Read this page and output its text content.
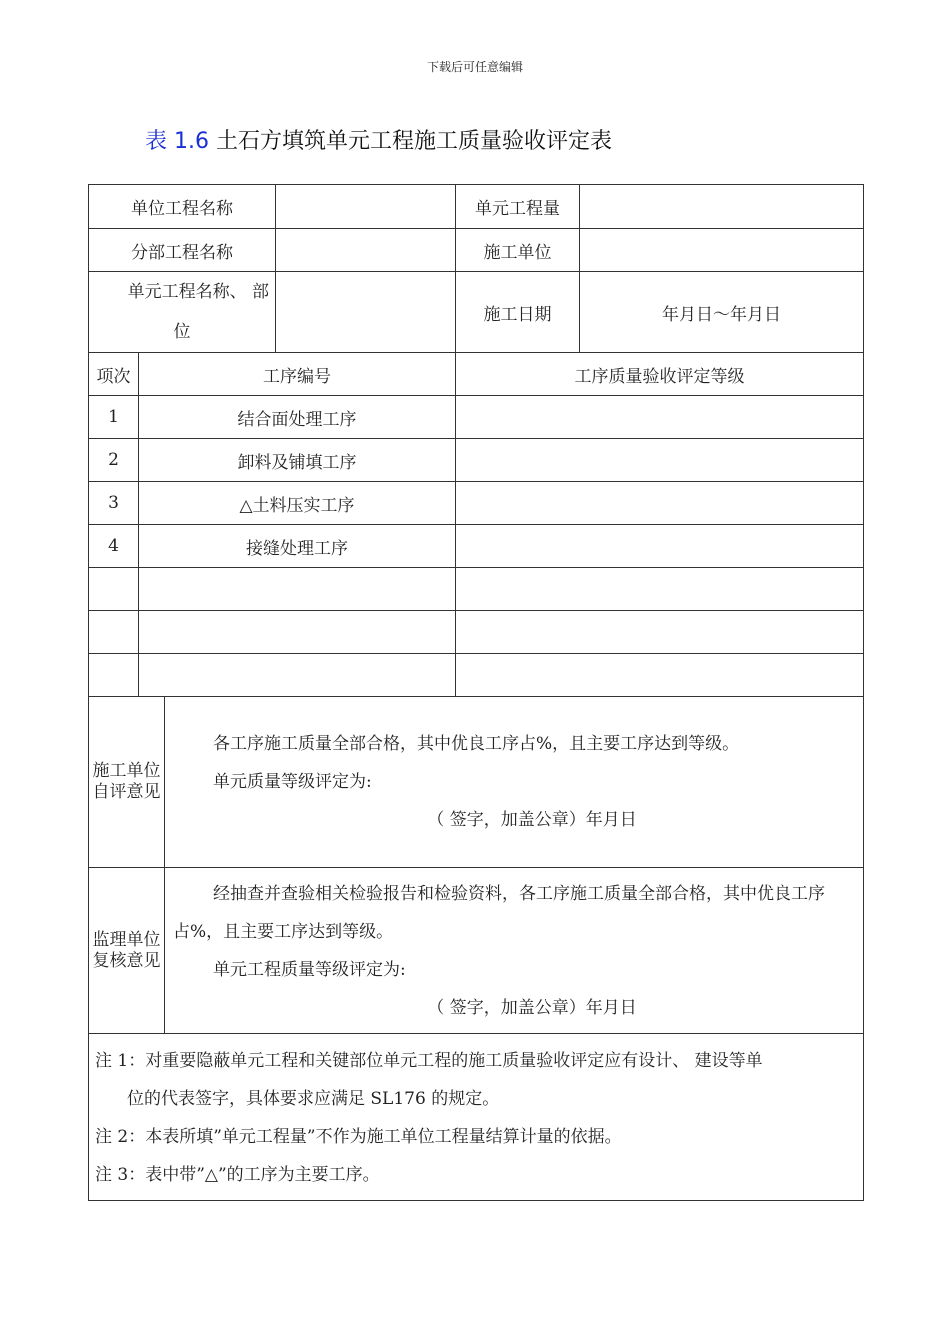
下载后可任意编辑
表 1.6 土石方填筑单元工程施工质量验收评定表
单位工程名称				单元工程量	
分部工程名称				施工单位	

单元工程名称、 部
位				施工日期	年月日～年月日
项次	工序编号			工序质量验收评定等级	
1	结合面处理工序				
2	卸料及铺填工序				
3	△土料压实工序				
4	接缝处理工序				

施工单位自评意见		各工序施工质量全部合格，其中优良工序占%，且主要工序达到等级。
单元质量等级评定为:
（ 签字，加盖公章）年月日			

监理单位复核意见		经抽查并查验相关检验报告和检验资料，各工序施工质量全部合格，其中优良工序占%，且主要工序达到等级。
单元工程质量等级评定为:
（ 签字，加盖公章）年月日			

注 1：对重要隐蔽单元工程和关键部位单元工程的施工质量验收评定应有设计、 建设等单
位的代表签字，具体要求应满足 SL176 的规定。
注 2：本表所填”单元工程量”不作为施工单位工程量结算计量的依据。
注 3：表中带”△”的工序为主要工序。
------------------------
• [PROBLEM DETAILS] Leave images out of the retyped records; keep all else exact.

• [SOLUTION TO THIS PROBLEM]
Read this page and output its text content.
下载后可任意编辑
表 1.6 土石方填筑单元工程施工质量验收评定表
单位工程名称				单元工程量	
分部工程名称				施工单位	

单元工程名称、 部
位				施工日期	年月日～年月日
项次	工序编号			工序质量验收评定等级	
1	结合面处理工序				
2	卸料及铺填工序				
3	△土料压实工序				
4	接缝处理工序				

施工单位自评意见		各工序施工质量全部合格，其中优良工序占%，且主要工序达到等级。
单元质量等级评定为:
（ 签字，加盖公章）年月日			

监理单位复核意见		经抽查并查验相关检验报告和检验资料，各工序施工质量全部合格，其中优良工序占%，且主要工序达到等级。
单元工程质量等级评定为:
（ 签字，加盖公章）年月日			

注 1：对重要隐蔽单元工程和关键部位单元工程的施工质量验收评定应有设计、 建设等单
位的代表签字，具体要求应满足 SL176 的规定。
注 2：本表所填”单元工程量”不作为施工单位工程量结算计量的依据。
注 3：表中带”△”的工序为主要工序。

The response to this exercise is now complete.